TASK DESCRIPTION: Only a number is wanted: how many lines in the records below contain "until"?
+===+
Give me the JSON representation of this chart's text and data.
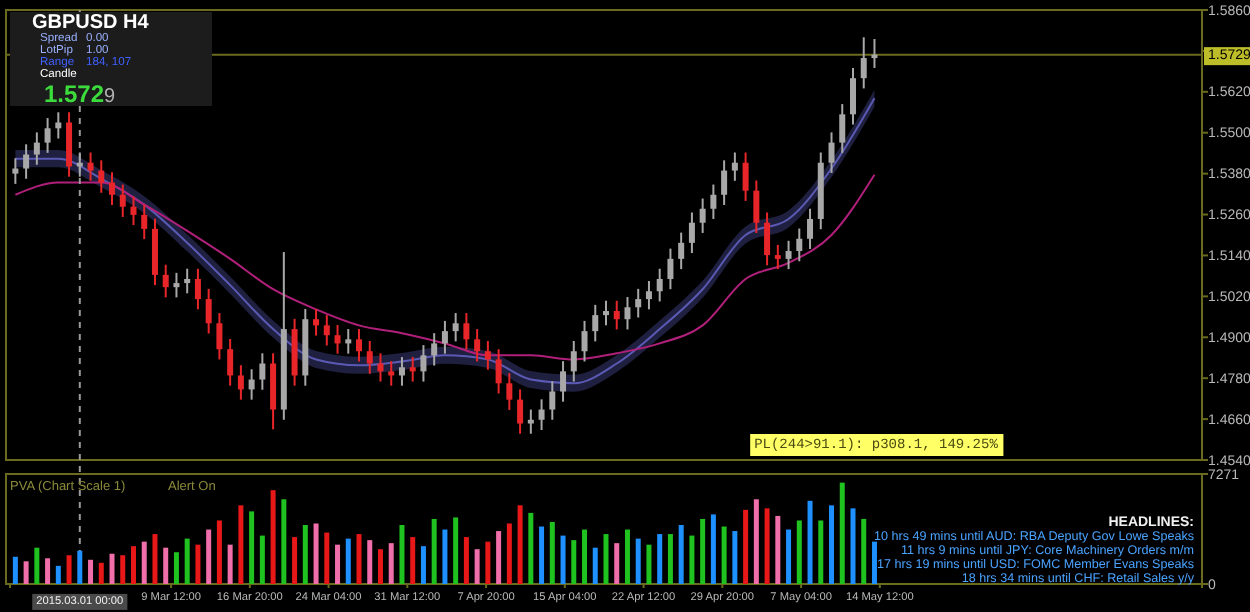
{
  "chart_data": [
    {
      "type": "candlestick",
      "title": "GBPUSD H4",
      "x": [
        "2015-02-23",
        "2015-02-24",
        "2015-02-25",
        "2015-02-26",
        "2015-02-27",
        "2015-02-28",
        "2015-03-01",
        "2015-03-02",
        "2015-03-03",
        "2015-03-04",
        "2015-03-05",
        "2015-03-06",
        "2015-03-07",
        "2015-03-08",
        "2015-03-09",
        "2015-03-10",
        "2015-03-11",
        "2015-03-12",
        "2015-03-13",
        "2015-03-14",
        "2015-03-15",
        "2015-03-16",
        "2015-03-17",
        "2015-03-18",
        "2015-03-19",
        "2015-03-20",
        "2015-03-21",
        "2015-03-22",
        "2015-03-23",
        "2015-03-24",
        "2015-03-25",
        "2015-03-26",
        "2015-03-27",
        "2015-03-28",
        "2015-03-29",
        "2015-03-30",
        "2015-03-31",
        "2015-04-01",
        "2015-04-02",
        "2015-04-03",
        "2015-04-04",
        "2015-04-05",
        "2015-04-06",
        "2015-04-07",
        "2015-04-08",
        "2015-04-09",
        "2015-04-10",
        "2015-04-11",
        "2015-04-12",
        "2015-04-13",
        "2015-04-14",
        "2015-04-15",
        "2015-04-16",
        "2015-04-17",
        "2015-04-18",
        "2015-04-19",
        "2015-04-20",
        "2015-04-21",
        "2015-04-22",
        "2015-04-23",
        "2015-04-24",
        "2015-04-25",
        "2015-04-26",
        "2015-04-27",
        "2015-04-28",
        "2015-04-29",
        "2015-04-30",
        "2015-05-01",
        "2015-05-02",
        "2015-05-03",
        "2015-05-04",
        "2015-05-05",
        "2015-05-06",
        "2015-05-07",
        "2015-05-08",
        "2015-05-09",
        "2015-05-10",
        "2015-05-11",
        "2015-05-12",
        "2015-05-13",
        "2015-05-14"
      ],
      "ohlc": [
        [
          1.538,
          1.5425,
          1.535,
          1.5395
        ],
        [
          1.5395,
          1.5466,
          1.5365,
          1.5436
        ],
        [
          1.5436,
          1.5501,
          1.5406,
          1.5471
        ],
        [
          1.5471,
          1.5543,
          1.5441,
          1.5513
        ],
        [
          1.5513,
          1.556,
          1.5483,
          1.553
        ],
        [
          1.553,
          1.556,
          1.5371,
          1.5401
        ],
        [
          1.5401,
          1.5442,
          1.5371,
          1.5412
        ],
        [
          1.5412,
          1.5442,
          1.5359,
          1.5389
        ],
        [
          1.5389,
          1.5419,
          1.5324,
          1.5354
        ],
        [
          1.5354,
          1.5384,
          1.5288,
          1.5318
        ],
        [
          1.5318,
          1.5348,
          1.5253,
          1.5283
        ],
        [
          1.5283,
          1.5313,
          1.5229,
          1.5259
        ],
        [
          1.5259,
          1.5289,
          1.5188,
          1.5218
        ],
        [
          1.5218,
          1.5248,
          1.5053,
          1.5083
        ],
        [
          1.5083,
          1.5113,
          1.5017,
          1.5047
        ],
        [
          1.5047,
          1.5089,
          1.5017,
          1.5059
        ],
        [
          1.5059,
          1.5101,
          1.5029,
          1.5071
        ],
        [
          1.5071,
          1.5101,
          1.4982,
          1.5012
        ],
        [
          1.5012,
          1.5042,
          1.4911,
          1.4941
        ],
        [
          1.4941,
          1.4971,
          1.4835,
          1.4865
        ],
        [
          1.4865,
          1.4895,
          1.4758,
          1.4788
        ],
        [
          1.4788,
          1.4818,
          1.4717,
          1.4747
        ],
        [
          1.4747,
          1.4806,
          1.4717,
          1.4776
        ],
        [
          1.4776,
          1.4853,
          1.4746,
          1.4823
        ],
        [
          1.4823,
          1.4853,
          1.463,
          1.4688
        ],
        [
          1.4688,
          1.515,
          1.4658,
          1.4924
        ],
        [
          1.4924,
          1.4954,
          1.4758,
          1.4788
        ],
        [
          1.4788,
          1.4983,
          1.4758,
          1.4953
        ],
        [
          1.4953,
          1.4983,
          1.4905,
          1.4935
        ],
        [
          1.4935,
          1.4965,
          1.4876,
          1.4906
        ],
        [
          1.4906,
          1.4936,
          1.4852,
          1.4882
        ],
        [
          1.4882,
          1.4924,
          1.4852,
          1.4894
        ],
        [
          1.4894,
          1.4924,
          1.4829,
          1.4859
        ],
        [
          1.4859,
          1.4889,
          1.4793,
          1.4823
        ],
        [
          1.4823,
          1.4853,
          1.477,
          1.48
        ],
        [
          1.48,
          1.483,
          1.4758,
          1.4788
        ],
        [
          1.4788,
          1.4842,
          1.4758,
          1.4812
        ],
        [
          1.4812,
          1.4842,
          1.477,
          1.48
        ],
        [
          1.48,
          1.4877,
          1.477,
          1.4847
        ],
        [
          1.4847,
          1.4912,
          1.4817,
          1.4882
        ],
        [
          1.4882,
          1.4948,
          1.4852,
          1.4918
        ],
        [
          1.4918,
          1.4971,
          1.4888,
          1.4941
        ],
        [
          1.4941,
          1.4971,
          1.4864,
          1.4894
        ],
        [
          1.4894,
          1.4924,
          1.4829,
          1.4859
        ],
        [
          1.4859,
          1.4889,
          1.4805,
          1.4835
        ],
        [
          1.4835,
          1.4865,
          1.4735,
          1.4765
        ],
        [
          1.4765,
          1.4795,
          1.4687,
          1.4717
        ],
        [
          1.4717,
          1.4747,
          1.4617,
          1.4647
        ],
        [
          1.4647,
          1.4688,
          1.4617,
          1.4658
        ],
        [
          1.4658,
          1.4718,
          1.4628,
          1.4688
        ],
        [
          1.4688,
          1.4771,
          1.4658,
          1.4741
        ],
        [
          1.4741,
          1.483,
          1.4711,
          1.48
        ],
        [
          1.48,
          1.4889,
          1.477,
          1.4859
        ],
        [
          1.4859,
          1.4948,
          1.4829,
          1.4918
        ],
        [
          1.4918,
          1.4995,
          1.4888,
          1.4965
        ],
        [
          1.4965,
          1.5007,
          1.4935,
          1.4977
        ],
        [
          1.4977,
          1.5007,
          1.4923,
          1.4953
        ],
        [
          1.4953,
          1.5018,
          1.4923,
          1.4988
        ],
        [
          1.4988,
          1.5042,
          1.4958,
          1.5012
        ],
        [
          1.5012,
          1.5065,
          1.4982,
          1.5035
        ],
        [
          1.5035,
          1.5101,
          1.5005,
          1.5071
        ],
        [
          1.5071,
          1.516,
          1.5041,
          1.513
        ],
        [
          1.513,
          1.5207,
          1.51,
          1.5177
        ],
        [
          1.5177,
          1.5266,
          1.5147,
          1.5236
        ],
        [
          1.5236,
          1.5307,
          1.5206,
          1.5277
        ],
        [
          1.5277,
          1.5348,
          1.5247,
          1.5318
        ],
        [
          1.5318,
          1.5419,
          1.5288,
          1.5389
        ],
        [
          1.5389,
          1.5442,
          1.5359,
          1.5412
        ],
        [
          1.5412,
          1.5442,
          1.53,
          1.533
        ],
        [
          1.533,
          1.536,
          1.5206,
          1.5236
        ],
        [
          1.5236,
          1.5266,
          1.5111,
          1.5141
        ],
        [
          1.5141,
          1.5171,
          1.51,
          1.513
        ],
        [
          1.513,
          1.5183,
          1.51,
          1.5153
        ],
        [
          1.5153,
          1.5219,
          1.5123,
          1.5189
        ],
        [
          1.5189,
          1.5277,
          1.5159,
          1.5247
        ],
        [
          1.5247,
          1.5442,
          1.5217,
          1.5412
        ],
        [
          1.5412,
          1.5501,
          1.5382,
          1.5471
        ],
        [
          1.5471,
          1.5584,
          1.5441,
          1.5554
        ],
        [
          1.5554,
          1.569,
          1.5524,
          1.566
        ],
        [
          1.566,
          1.578,
          1.563,
          1.5719
        ],
        [
          1.5719,
          1.5775,
          1.569,
          1.5729
        ]
      ],
      "colors": [
        "#a8a8a8",
        "#a8a8a8",
        "#a8a8a8",
        "#a8a8a8",
        "#a8a8a8",
        "#e8262a",
        "#a8a8a8",
        "#e8262a",
        "#e8262a",
        "#e8262a",
        "#e8262a",
        "#e8262a",
        "#e8262a",
        "#e8262a",
        "#e8262a",
        "#a8a8a8",
        "#a8a8a8",
        "#e8262a",
        "#e8262a",
        "#e8262a",
        "#e8262a",
        "#e8262a",
        "#a8a8a8",
        "#a8a8a8",
        "#e8262a",
        "#a8a8a8",
        "#e8262a",
        "#a8a8a8",
        "#e8262a",
        "#e8262a",
        "#e8262a",
        "#a8a8a8",
        "#e8262a",
        "#e8262a",
        "#e8262a",
        "#e8262a",
        "#a8a8a8",
        "#e8262a",
        "#a8a8a8",
        "#a8a8a8",
        "#a8a8a8",
        "#a8a8a8",
        "#e8262a",
        "#e8262a",
        "#e8262a",
        "#e8262a",
        "#e8262a",
        "#e8262a",
        "#a8a8a8",
        "#a8a8a8",
        "#a8a8a8",
        "#a8a8a8",
        "#a8a8a8",
        "#a8a8a8",
        "#a8a8a8",
        "#a8a8a8",
        "#e8262a",
        "#a8a8a8",
        "#a8a8a8",
        "#a8a8a8",
        "#a8a8a8",
        "#a8a8a8",
        "#a8a8a8",
        "#a8a8a8",
        "#a8a8a8",
        "#a8a8a8",
        "#a8a8a8",
        "#a8a8a8",
        "#e8262a",
        "#e8262a",
        "#e8262a",
        "#e8262a",
        "#a8a8a8",
        "#a8a8a8",
        "#a8a8a8",
        "#a8a8a8",
        "#a8a8a8",
        "#a8a8a8",
        "#a8a8a8",
        "#a8a8a8",
        "#a8a8a8"
      ],
      "series": [
        {
          "type": "line",
          "color": "#5a5ab4",
          "x": [
            "2015-02-23",
            "2015-02-27",
            "2015-03-03",
            "2015-03-07",
            "2015-03-11",
            "2015-03-15",
            "2015-03-19",
            "2015-03-23",
            "2015-03-27",
            "2015-03-31",
            "2015-04-04",
            "2015-04-08",
            "2015-04-12",
            "2015-04-16",
            "2015-04-20",
            "2015-04-24",
            "2015-04-28",
            "2015-05-02",
            "2015-05-06",
            "2015-05-10",
            "2015-05-14"
          ],
          "values": [
            1.5424,
            1.5424,
            1.5365,
            1.5289,
            1.5177,
            1.5053,
            1.4924,
            1.4835,
            1.4818,
            1.4829,
            1.4847,
            1.4835,
            1.4776,
            1.4765,
            1.4823,
            1.4924,
            1.5041,
            1.52,
            1.5247,
            1.5395,
            1.5601
          ],
          "lower": [
            1.5399,
            1.5399,
            1.534,
            1.5264,
            1.5152,
            1.5028,
            1.4899,
            1.481,
            1.4793,
            1.4804,
            1.4822,
            1.481,
            1.4751,
            1.474,
            1.4798,
            1.4899,
            1.5016,
            1.5175,
            1.5222,
            1.537,
            1.5576
          ],
          "upper": [
            1.5449,
            1.5449,
            1.539,
            1.5314,
            1.5202,
            1.5078,
            1.4949,
            1.486,
            1.4843,
            1.4854,
            1.4872,
            1.486,
            1.4801,
            1.479,
            1.4848,
            1.4949,
            1.5066,
            1.5225,
            1.5272,
            1.542,
            1.5626
          ]
        },
        {
          "type": "line",
          "color": "#b0207a",
          "x": [
            "2015-02-23",
            "2015-02-27",
            "2015-03-03",
            "2015-03-07",
            "2015-03-11",
            "2015-03-15",
            "2015-03-19",
            "2015-03-23",
            "2015-03-27",
            "2015-03-31",
            "2015-04-04",
            "2015-04-08",
            "2015-04-12",
            "2015-04-16",
            "2015-04-20",
            "2015-04-24",
            "2015-04-28",
            "2015-05-02",
            "2015-05-06",
            "2015-05-10",
            "2015-05-14"
          ],
          "values": [
            1.5318,
            1.5354,
            1.5354,
            1.5289,
            1.5212,
            1.513,
            1.5041,
            1.4982,
            1.4935,
            1.4912,
            1.4882,
            1.4847,
            1.4847,
            1.4835,
            1.4853,
            1.4882,
            1.4935,
            1.5071,
            1.5118,
            1.52,
            1.5377
          ]
        }
      ],
      "xlim": [
        "2015-02-22T12:00",
        "2015-06-13T12:00"
      ],
      "ylim": [
        1.454,
        1.586
      ],
      "yticks": [
        {
          "value": 1.586,
          "label": "1.5860"
        },
        {
          "value": 1.574,
          "label": null
        },
        {
          "value": 1.562,
          "label": "1.5620"
        },
        {
          "value": 1.55,
          "label": "1.5500"
        },
        {
          "value": 1.538,
          "label": "1.5380"
        },
        {
          "value": 1.526,
          "label": "1.5260"
        },
        {
          "value": 1.514,
          "label": "1.5140"
        },
        {
          "value": 1.502,
          "label": "1.5020"
        },
        {
          "value": 1.49,
          "label": "1.4900"
        },
        {
          "value": 1.478,
          "label": "1.4780"
        },
        {
          "value": 1.466,
          "label": "1.4660"
        },
        {
          "value": 1.454,
          "label": "1.4540"
        }
      ],
      "tick_labels": "y",
      "ref_lines": [
        {
          "axis": "x",
          "value": "2015-03-01",
          "label": "2015.03.01 00:00",
          "color": "#9a9a9a",
          "line_style": "dashed"
        },
        {
          "axis": "y",
          "value": 1.5729,
          "label": "1.5729",
          "color": "#6b6b1f",
          "line_style": "solid"
        }
      ],
      "annotations": [
        "Spread",
        "0.00",
        "LotPip",
        "1.00",
        "Range",
        "184, 107",
        "Candle",
        "1.5729",
        "PL(244>91.1): p308.1, 149.25%"
      ]
    },
    {
      "type": "bar",
      "x": [
        "2015-02-23",
        "2015-02-24",
        "2015-02-25",
        "2015-02-26",
        "2015-02-27",
        "2015-02-28",
        "2015-03-01",
        "2015-03-02",
        "2015-03-03",
        "2015-03-04",
        "2015-03-05",
        "2015-03-06",
        "2015-03-07",
        "2015-03-08",
        "2015-03-09",
        "2015-03-10",
        "2015-03-11",
        "2015-03-12",
        "2015-03-13",
        "2015-03-14",
        "2015-03-15",
        "2015-03-16",
        "2015-03-17",
        "2015-03-18",
        "2015-03-19",
        "2015-03-20",
        "2015-03-21",
        "2015-03-22",
        "2015-03-23",
        "2015-03-24",
        "2015-03-25",
        "2015-03-26",
        "2015-03-27",
        "2015-03-28",
        "2015-03-29",
        "2015-03-30",
        "2015-03-31",
        "2015-04-01",
        "2015-04-02",
        "2015-04-03",
        "2015-04-04",
        "2015-04-05",
        "2015-04-06",
        "2015-04-07",
        "2015-04-08",
        "2015-04-09",
        "2015-04-10",
        "2015-04-11",
        "2015-04-12",
        "2015-04-13",
        "2015-04-14",
        "2015-04-15",
        "2015-04-16",
        "2015-04-17",
        "2015-04-18",
        "2015-04-19",
        "2015-04-20",
        "2015-04-21",
        "2015-04-22",
        "2015-04-23",
        "2015-04-24",
        "2015-04-25",
        "2015-04-26",
        "2015-04-27",
        "2015-04-28",
        "2015-04-29",
        "2015-04-30",
        "2015-05-01",
        "2015-05-02",
        "2015-05-03",
        "2015-05-04",
        "2015-05-05",
        "2015-05-06",
        "2015-05-07",
        "2015-05-08",
        "2015-05-09",
        "2015-05-10",
        "2015-05-11",
        "2015-05-12",
        "2015-05-13",
        "2015-05-14"
      ],
      "values": [
        1800,
        1500,
        2400,
        1700,
        1200,
        1900,
        2200,
        1600,
        1400,
        2000,
        1900,
        2500,
        2800,
        3300,
        2400,
        2100,
        3000,
        2600,
        3600,
        4200,
        2600,
        5200,
        4800,
        3200,
        6200,
        5600,
        3100,
        3900,
        4000,
        3400,
        2600,
        3000,
        3300,
        2900,
        2300,
        2700,
        3900,
        3100,
        2500,
        4300,
        3600,
        4400,
        3100,
        2300,
        2800,
        3500,
        4000,
        5200,
        4700,
        3800,
        4100,
        3200,
        2900,
        3600,
        2400,
        3300,
        2700,
        3600,
        3000,
        2600,
        3300,
        3300,
        3900,
        3200,
        4300,
        4600,
        3800,
        3500,
        4900,
        5600,
        5000,
        4500,
        3600,
        4200,
        5500,
        4200,
        5200,
        6700,
        5000,
        4300,
        2800
      ],
      "colors": [
        "#1e90ff",
        "#f06eaa",
        "#1fc21f",
        "#f06eaa",
        "#1e90ff",
        "#e81818",
        "#1e90ff",
        "#f06eaa",
        "#e81818",
        "#f06eaa",
        "#e81818",
        "#e81818",
        "#f06eaa",
        "#e81818",
        "#f06eaa",
        "#1fc21f",
        "#1fc21f",
        "#e81818",
        "#f06eaa",
        "#e81818",
        "#f06eaa",
        "#e81818",
        "#1fc21f",
        "#1fc21f",
        "#e81818",
        "#1fc21f",
        "#e81818",
        "#1fc21f",
        "#f06eaa",
        "#e81818",
        "#f06eaa",
        "#1e90ff",
        "#e81818",
        "#f06eaa",
        "#e81818",
        "#f06eaa",
        "#1fc21f",
        "#e81818",
        "#1e90ff",
        "#1fc21f",
        "#1e90ff",
        "#1fc21f",
        "#e81818",
        "#f06eaa",
        "#e81818",
        "#f06eaa",
        "#e81818",
        "#e81818",
        "#1fc21f",
        "#1e90ff",
        "#1fc21f",
        "#1e90ff",
        "#1fc21f",
        "#1fc21f",
        "#1e90ff",
        "#1fc21f",
        "#f06eaa",
        "#1fc21f",
        "#1e90ff",
        "#1fc21f",
        "#1e90ff",
        "#1fc21f",
        "#1e90ff",
        "#1fc21f",
        "#1fc21f",
        "#1e90ff",
        "#1fc21f",
        "#1e90ff",
        "#e81818",
        "#f06eaa",
        "#e81818",
        "#f06eaa",
        "#1e90ff",
        "#1fc21f",
        "#1e90ff",
        "#1fc21f",
        "#1e90ff",
        "#1fc21f",
        "#1e90ff",
        "#1fc21f",
        "#1e90ff"
      ],
      "xlim": [
        "2015-02-22T12:00",
        "2015-06-13T12:00"
      ],
      "xticks": [
        {
          "value": "2015-03-09T12:00",
          "label": "9 Mar 12:00"
        },
        {
          "value": "2015-03-16T20:00",
          "label": "16 Mar 20:00"
        },
        {
          "value": "2015-03-24T04:00",
          "label": "24 Mar 04:00"
        },
        {
          "value": "2015-03-31T12:00",
          "label": "31 Mar 12:00"
        },
        {
          "value": "2015-04-07T20:00",
          "label": "7 Apr 20:00"
        },
        {
          "value": "2015-04-15T04:00",
          "label": "15 Apr 04:00"
        },
        {
          "value": "2015-04-22T12:00",
          "label": "22 Apr 12:00"
        },
        {
          "value": "2015-04-29T20:00",
          "label": "29 Apr 20:00"
        },
        {
          "value": "2015-05-07T04:00",
          "label": "7 May 04:00"
        },
        {
          "value": "2015-05-14T12:00",
          "label": "14 May 12:00"
        }
      ],
      "ylim": [
        0,
        7271
      ],
      "yticks": [
        7271,
        0
      ],
      "annotations": [
        "PVA (Chart Scale 1)",
        "Alert On",
        "HEADLINES:",
        "10 hrs 49 mins until AUD: RBA Deputy Gov Lowe Speaks",
        "11 hrs 9 mins until JPY: Core Machinery Orders m/m",
        "17 hrs 19 mins until USD: FOMC Member Evans Speaks",
        "18 hrs 34 mins until CHF: Retail Sales y/y"
      ]
    }
  ]
}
+===+
CORRECT RESULT: 4